Stated task A → In the stoichiometry solution below, list each quantity given under "Solution : Given," along with its value.

Question

Se combinan 40g de SO2 y 25g de O2, determine el porcentaje en masa del exceso con respecto a su masa inicial. So2 + O2 --> SO3
P.A.(S=32 ; O=16)

Answer 1

Answer : The percentage mass of excess with respect to initial mass is 60.0 %

Solution : Given,

Mass of $SO_2$ = 40 g

Mass of $O_2$ = 25 g

Molar mass of $SO_2$ = 64 g/mole

Molar mass of $O_2$ = 32 g/mole

First we have to calculate the moles of $SO_2$ and $O_2$.

$\text{ Moles of }SO_2=\frac{\text{ Mass of }SO_2}{\text{ Molar mass of }SO_2}=\frac{40g}{64g/mole}=0.625mole$

$\text{ Moles of }O_2=\frac{\text{ Mass of }O_2}{\text{ Molar mass of }O_2}=\frac{25g}{32g/mole}=0.781mole$

Now we have to calculate the limiting and excess reagent.

The balanced chemical reaction is,

$2SO_2(s)+O_2(g)\rightarrow 2SO_3(s)$

From the balanced reaction we conclude that

As, 2 mole of $SO_2$ react with 1 mole of $O_2$

So, 0.625 moles of $SO_2$ react with $\frac{0.625}{2}=0.312$ moles of $O_2$

From this we conclude that, $O_2$ is an excess reagent because the given moles are greater than the required moles and $SO_2$ is a limiting reagent and it limits the formation of product.

Now we have to calculate the excess moles of $O_2$

Excess moles of $O_2$ = Required moles - Given moles

Excess moles of $O_2$ = 0.781 - 0.312 = 0.469 mole

Now we have to calculate the excess mass of $O_2$

$\text{ Mass of }O_2=\text{ Moles of }O_2\times \text{ Molar mass of }O_2$

$\text{ Mass of }O_2=(0.469moles)\times (32g/mole)=15.0g$

Excess mass of $O_2$ = 15.0 g

Initial mass of $O_2$ = 25 g

Now we have to calculate the percentage mass of excess with respect to initial mass.

$\text{Percentage}=\frac{\text{ Excess mass of }O_2}{\text{ Initial mass of }O_2}\times 100$

$\text{Percentage}=\frac{15.0g}{25g}\times 100=60.0\%$

Therefore, the percentage mass of excess with respect to initial mass is 60.0 %

Excerpted data →
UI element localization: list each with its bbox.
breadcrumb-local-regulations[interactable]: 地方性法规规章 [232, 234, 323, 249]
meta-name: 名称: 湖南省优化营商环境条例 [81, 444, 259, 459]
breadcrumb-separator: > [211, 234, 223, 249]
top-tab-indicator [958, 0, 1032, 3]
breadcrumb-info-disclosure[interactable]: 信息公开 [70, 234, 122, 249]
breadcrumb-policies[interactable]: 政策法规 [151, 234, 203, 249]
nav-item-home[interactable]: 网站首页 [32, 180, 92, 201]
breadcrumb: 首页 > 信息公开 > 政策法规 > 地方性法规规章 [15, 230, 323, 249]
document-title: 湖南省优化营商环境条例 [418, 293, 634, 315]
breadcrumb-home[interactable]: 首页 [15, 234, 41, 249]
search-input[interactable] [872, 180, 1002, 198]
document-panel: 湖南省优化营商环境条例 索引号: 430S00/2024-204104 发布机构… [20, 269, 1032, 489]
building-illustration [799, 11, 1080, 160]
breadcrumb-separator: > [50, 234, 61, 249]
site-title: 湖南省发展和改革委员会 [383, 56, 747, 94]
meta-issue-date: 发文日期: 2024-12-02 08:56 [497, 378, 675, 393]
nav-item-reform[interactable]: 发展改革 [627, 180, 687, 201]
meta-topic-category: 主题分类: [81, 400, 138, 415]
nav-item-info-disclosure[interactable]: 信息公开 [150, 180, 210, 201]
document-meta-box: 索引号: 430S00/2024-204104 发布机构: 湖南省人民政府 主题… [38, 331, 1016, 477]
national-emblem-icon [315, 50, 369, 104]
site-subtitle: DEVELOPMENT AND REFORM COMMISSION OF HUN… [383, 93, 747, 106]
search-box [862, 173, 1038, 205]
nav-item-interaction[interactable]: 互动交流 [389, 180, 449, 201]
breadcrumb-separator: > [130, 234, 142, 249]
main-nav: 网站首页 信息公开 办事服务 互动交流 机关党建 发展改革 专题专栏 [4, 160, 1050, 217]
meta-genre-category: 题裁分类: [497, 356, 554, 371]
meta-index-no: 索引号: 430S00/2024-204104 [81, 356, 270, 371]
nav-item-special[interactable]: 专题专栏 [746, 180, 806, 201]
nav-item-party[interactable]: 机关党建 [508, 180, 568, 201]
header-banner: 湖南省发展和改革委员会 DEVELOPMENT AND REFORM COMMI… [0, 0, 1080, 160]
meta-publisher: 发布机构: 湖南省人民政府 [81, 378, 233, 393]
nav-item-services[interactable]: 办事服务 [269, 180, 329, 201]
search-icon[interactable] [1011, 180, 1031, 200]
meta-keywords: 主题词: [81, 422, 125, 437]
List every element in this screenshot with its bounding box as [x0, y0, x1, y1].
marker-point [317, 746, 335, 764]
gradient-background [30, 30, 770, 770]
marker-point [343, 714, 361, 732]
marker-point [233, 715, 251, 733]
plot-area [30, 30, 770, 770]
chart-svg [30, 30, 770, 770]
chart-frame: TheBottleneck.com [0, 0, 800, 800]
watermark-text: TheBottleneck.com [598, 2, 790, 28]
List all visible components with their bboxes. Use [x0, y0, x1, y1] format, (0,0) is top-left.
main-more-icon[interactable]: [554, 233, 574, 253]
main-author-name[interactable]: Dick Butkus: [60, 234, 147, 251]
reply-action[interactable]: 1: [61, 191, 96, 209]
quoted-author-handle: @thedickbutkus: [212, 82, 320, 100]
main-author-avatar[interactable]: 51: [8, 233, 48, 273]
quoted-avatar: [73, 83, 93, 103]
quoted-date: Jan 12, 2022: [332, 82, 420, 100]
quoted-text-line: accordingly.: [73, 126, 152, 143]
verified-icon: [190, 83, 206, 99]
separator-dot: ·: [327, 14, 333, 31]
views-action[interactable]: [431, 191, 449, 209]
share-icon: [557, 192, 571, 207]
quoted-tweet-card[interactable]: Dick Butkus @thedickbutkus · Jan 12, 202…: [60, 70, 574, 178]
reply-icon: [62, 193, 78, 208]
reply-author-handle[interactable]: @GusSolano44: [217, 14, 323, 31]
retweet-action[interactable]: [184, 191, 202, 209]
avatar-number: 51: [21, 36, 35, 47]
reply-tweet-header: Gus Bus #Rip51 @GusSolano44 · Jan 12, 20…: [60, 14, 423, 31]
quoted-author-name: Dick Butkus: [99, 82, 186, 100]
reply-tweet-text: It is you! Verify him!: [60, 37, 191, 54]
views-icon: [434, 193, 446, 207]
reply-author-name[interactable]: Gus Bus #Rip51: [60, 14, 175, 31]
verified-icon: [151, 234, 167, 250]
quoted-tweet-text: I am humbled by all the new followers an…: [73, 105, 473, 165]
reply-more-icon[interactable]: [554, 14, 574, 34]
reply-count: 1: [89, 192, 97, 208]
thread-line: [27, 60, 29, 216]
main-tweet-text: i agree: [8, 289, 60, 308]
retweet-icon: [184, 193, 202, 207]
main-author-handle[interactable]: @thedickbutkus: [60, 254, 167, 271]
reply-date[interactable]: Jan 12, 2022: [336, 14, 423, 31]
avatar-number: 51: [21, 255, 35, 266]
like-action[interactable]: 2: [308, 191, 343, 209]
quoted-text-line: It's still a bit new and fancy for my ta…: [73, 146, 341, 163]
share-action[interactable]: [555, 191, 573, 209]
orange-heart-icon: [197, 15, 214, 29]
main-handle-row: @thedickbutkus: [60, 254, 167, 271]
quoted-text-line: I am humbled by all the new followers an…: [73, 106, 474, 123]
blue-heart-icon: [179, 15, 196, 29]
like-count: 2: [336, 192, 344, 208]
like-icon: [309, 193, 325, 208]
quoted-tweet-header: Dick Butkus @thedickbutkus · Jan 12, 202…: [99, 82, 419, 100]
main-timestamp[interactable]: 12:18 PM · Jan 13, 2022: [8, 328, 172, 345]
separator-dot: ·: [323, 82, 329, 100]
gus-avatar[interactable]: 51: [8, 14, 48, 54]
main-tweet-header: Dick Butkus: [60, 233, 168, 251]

Stated task B → Print the lines of the rows above, starting with the first line of the rows and going on through the line with "top-tab-indicator [958, 0, 1032, 3]".

Exercise response A →
- Mass of SO₂ = 40 g
- Mass of O₂ = 25 g
- Molar mass of SO₂ = 64 g/mole
- Molar mass of O₂ = 32 g/mole

Exercise response B →
UI element localization: list each with its bbox.
breadcrumb-local-regulations[interactable]: 地方性法规规章 [232, 234, 323, 249]
meta-name: 名称: 湖南省优化营商环境条例 [81, 444, 259, 459]
breadcrumb-separator: > [211, 234, 223, 249]
top-tab-indicator [958, 0, 1032, 3]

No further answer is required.